>>>>

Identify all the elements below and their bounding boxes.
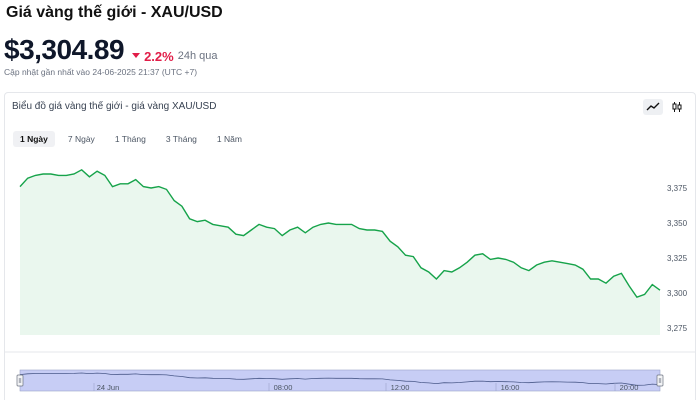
- range-navigator[interactable]: 24 Jun 08:00 12:00 16:00 20:00: [4, 351, 696, 392]
- plot-area: [19, 168, 661, 335]
- y-tick-label: 3,375: [667, 184, 688, 193]
- navigator-handle-left[interactable]: [16, 374, 24, 387]
- y-tick-label: 3,350: [667, 219, 688, 228]
- candlestick-icon: [672, 102, 682, 112]
- price-change: 2.2%: [132, 49, 174, 64]
- line-chart-icon: [646, 102, 660, 111]
- navigator-line: [19, 372, 661, 386]
- tab-7-days[interactable]: 7 Ngày: [67, 134, 95, 144]
- price-area: [20, 169, 660, 335]
- y-axis: 3,275 3,300 3,325 3,350 3,375: [667, 184, 688, 333]
- page-title: Giá vàng thế giới - XAU/USD: [6, 4, 223, 21]
- chart-title: Biểu đồ giá vàng thế giới - giá vàng XAU…: [12, 101, 217, 112]
- navigator-x-label: 24 Jun: [97, 383, 120, 392]
- change-period: 24h qua: [177, 50, 218, 62]
- chart-type-switcher: [643, 99, 687, 115]
- chart-card: Biểu đồ giá vàng thế giới - giá vàng XAU…: [4, 92, 696, 400]
- caret-down-icon: [132, 53, 141, 58]
- y-tick-label: 3,300: [667, 289, 688, 298]
- line-chart-button[interactable]: [643, 99, 663, 115]
- navigator-x-label: 12:00: [391, 383, 410, 392]
- range-tabs: 1 Ngày 7 Ngày 1 Tháng 3 Tháng 1 Năm: [13, 131, 249, 147]
- last-updated: Cập nhật gần nhất vào 24-06-2025 21:37 (…: [4, 67, 198, 77]
- tab-3-months[interactable]: 3 Tháng: [165, 134, 197, 144]
- navigator-x-label: 08:00: [274, 383, 293, 392]
- change-percent: 2.2%: [144, 49, 174, 64]
- current-price: $3,304.89: [4, 34, 125, 65]
- tab-1-year[interactable]: 1 Năm: [216, 134, 242, 144]
- price-line: [19, 168, 661, 299]
- candlestick-button[interactable]: [667, 99, 687, 115]
- navigator-x-label: 20:00: [620, 383, 639, 392]
- navigator-handle-right[interactable]: [656, 374, 664, 387]
- tab-1-day[interactable]: 1 Ngày: [13, 131, 55, 147]
- navigator-x-label: 16:00: [501, 383, 520, 392]
- price-row: $3,304.89 2.2% 24h qua: [4, 34, 217, 66]
- y-tick-label: 3,275: [667, 324, 688, 333]
- y-tick-label: 3,325: [667, 254, 688, 263]
- tab-1-month[interactable]: 1 Tháng: [114, 134, 146, 144]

<<<<

Written task :: Reproduce verbatim the lines of the data starting at the line that contains "- range-navigator[interactable]: 24" and ending at the line that contains "- page-title: Giá", including both of those lines.

Answer to this problem ::
- range-navigator[interactable]: 24 Jun 08:00 12:00 16:00 20:00: [4, 351, 696, 392]
- plot-area: [19, 168, 661, 335]
- y-tick-label: 3,375: [667, 184, 688, 193]
- navigator-handle-left[interactable]: [16, 374, 24, 387]
- y-tick-label: 3,350: [667, 219, 688, 228]
- candlestick-icon: [672, 102, 682, 112]
- price-change: 2.2%: [132, 49, 174, 64]
- line-chart-icon: [646, 102, 660, 111]
- navigator-line: [19, 372, 661, 386]
- tab-7-days[interactable]: 7 Ngày: [67, 134, 95, 144]
- price-area: [20, 169, 660, 335]
- y-axis: 3,275 3,300 3,325 3,350 3,375: [667, 184, 688, 333]
- page-title: Giá vàng thế giới - XAU/USD: [6, 4, 223, 21]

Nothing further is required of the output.